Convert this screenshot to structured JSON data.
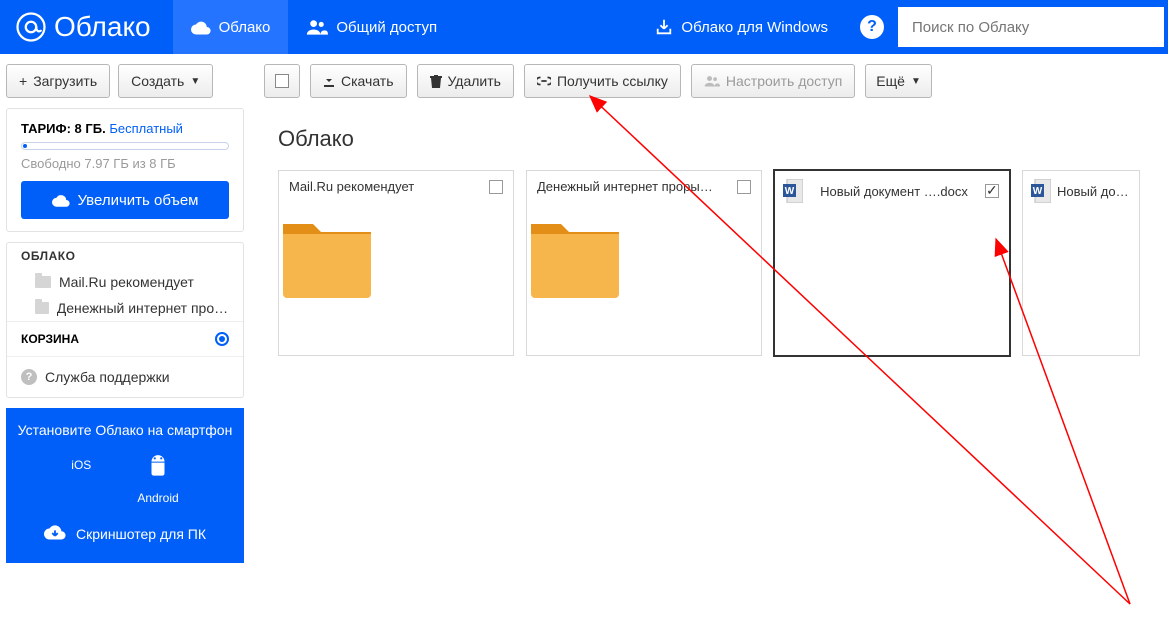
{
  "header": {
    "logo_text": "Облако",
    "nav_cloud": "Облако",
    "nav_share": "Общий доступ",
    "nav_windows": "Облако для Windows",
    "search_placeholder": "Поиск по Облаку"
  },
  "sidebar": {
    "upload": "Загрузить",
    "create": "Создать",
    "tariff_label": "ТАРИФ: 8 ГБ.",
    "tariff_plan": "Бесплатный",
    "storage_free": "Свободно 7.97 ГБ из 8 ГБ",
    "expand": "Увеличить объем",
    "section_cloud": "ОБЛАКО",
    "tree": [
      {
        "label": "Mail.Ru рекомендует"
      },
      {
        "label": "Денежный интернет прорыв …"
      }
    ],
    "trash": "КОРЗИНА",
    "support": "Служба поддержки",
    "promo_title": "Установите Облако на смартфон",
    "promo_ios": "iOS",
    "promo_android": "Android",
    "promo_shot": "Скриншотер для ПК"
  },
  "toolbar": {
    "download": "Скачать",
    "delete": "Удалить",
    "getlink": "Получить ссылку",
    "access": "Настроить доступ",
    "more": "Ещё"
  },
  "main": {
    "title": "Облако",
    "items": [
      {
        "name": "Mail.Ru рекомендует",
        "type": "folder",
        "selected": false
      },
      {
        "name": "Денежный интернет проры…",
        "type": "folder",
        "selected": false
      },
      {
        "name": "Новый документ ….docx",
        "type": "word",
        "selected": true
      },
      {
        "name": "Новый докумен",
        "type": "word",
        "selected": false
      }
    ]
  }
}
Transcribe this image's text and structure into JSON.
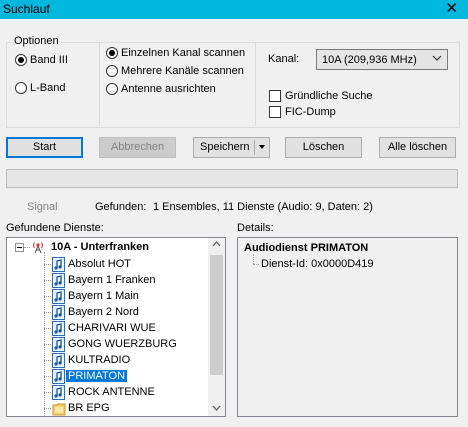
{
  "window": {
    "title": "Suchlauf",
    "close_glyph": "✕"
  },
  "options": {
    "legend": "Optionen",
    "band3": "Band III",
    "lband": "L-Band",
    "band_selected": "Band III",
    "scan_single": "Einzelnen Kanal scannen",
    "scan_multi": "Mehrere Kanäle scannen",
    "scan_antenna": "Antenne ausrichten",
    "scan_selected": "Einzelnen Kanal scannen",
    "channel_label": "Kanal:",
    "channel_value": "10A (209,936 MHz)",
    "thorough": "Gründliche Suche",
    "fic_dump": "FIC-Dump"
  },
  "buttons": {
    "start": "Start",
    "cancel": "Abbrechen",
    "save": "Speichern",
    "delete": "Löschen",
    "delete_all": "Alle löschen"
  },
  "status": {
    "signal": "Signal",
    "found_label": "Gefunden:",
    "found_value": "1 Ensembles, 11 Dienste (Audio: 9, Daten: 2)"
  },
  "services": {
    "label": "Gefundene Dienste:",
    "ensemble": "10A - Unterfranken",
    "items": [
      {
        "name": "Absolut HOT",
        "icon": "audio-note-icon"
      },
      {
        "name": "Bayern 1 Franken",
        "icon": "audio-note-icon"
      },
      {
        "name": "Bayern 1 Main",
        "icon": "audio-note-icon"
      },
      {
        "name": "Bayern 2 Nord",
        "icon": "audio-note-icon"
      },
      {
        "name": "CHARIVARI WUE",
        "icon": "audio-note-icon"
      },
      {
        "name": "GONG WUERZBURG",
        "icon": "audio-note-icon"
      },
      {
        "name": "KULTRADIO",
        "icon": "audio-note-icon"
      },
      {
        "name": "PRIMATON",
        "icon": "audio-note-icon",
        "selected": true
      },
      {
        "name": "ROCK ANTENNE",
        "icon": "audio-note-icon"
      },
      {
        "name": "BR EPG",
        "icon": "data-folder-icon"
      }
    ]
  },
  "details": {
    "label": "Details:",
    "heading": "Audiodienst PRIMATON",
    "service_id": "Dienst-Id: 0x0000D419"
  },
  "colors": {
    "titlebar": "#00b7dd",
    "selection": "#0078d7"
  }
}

* * * * * * * * *

### Stated goal
Set down, unchanged, only the lines running from the line with "Transcribe this image's" to the last line, including both. Pictures stay out of the copy.

### Exercise response
Transcribe this image's text and structure into JSON.
{
  "window": {
    "title": "Suchlauf",
    "close_glyph": "✕"
  },
  "options": {
    "legend": "Optionen",
    "band3": "Band III",
    "lband": "L-Band",
    "band_selected": "Band III",
    "scan_single": "Einzelnen Kanal scannen",
    "scan_multi": "Mehrere Kanäle scannen",
    "scan_antenna": "Antenne ausrichten",
    "scan_selected": "Einzelnen Kanal scannen",
    "channel_label": "Kanal:",
    "channel_value": "10A (209,936 MHz)",
    "thorough": "Gründliche Suche",
    "fic_dump": "FIC-Dump"
  },
  "buttons": {
    "start": "Start",
    "cancel": "Abbrechen",
    "save": "Speichern",
    "delete": "Löschen",
    "delete_all": "Alle löschen"
  },
  "status": {
    "signal": "Signal",
    "found_label": "Gefunden:",
    "found_value": "1 Ensembles, 11 Dienste (Audio: 9, Daten: 2)"
  },
  "services": {
    "label": "Gefundene Dienste:",
    "ensemble": "10A - Unterfranken",
    "items": [
      {
        "name": "Absolut HOT",
        "icon": "audio-note-icon"
      },
      {
        "name": "Bayern 1 Franken",
        "icon": "audio-note-icon"
      },
      {
        "name": "Bayern 1 Main",
        "icon": "audio-note-icon"
      },
      {
        "name": "Bayern 2 Nord",
        "icon": "audio-note-icon"
      },
      {
        "name": "CHARIVARI WUE",
        "icon": "audio-note-icon"
      },
      {
        "name": "GONG WUERZBURG",
        "icon": "audio-note-icon"
      },
      {
        "name": "KULTRADIO",
        "icon": "audio-note-icon"
      },
      {
        "name": "PRIMATON",
        "icon": "audio-note-icon",
        "selected": true
      },
      {
        "name": "ROCK ANTENNE",
        "icon": "audio-note-icon"
      },
      {
        "name": "BR EPG",
        "icon": "data-folder-icon"
      }
    ]
  },
  "details": {
    "label": "Details:",
    "heading": "Audiodienst PRIMATON",
    "service_id": "Dienst-Id: 0x0000D419"
  },
  "colors": {
    "titlebar": "#00b7dd",
    "selection": "#0078d7"
  }
}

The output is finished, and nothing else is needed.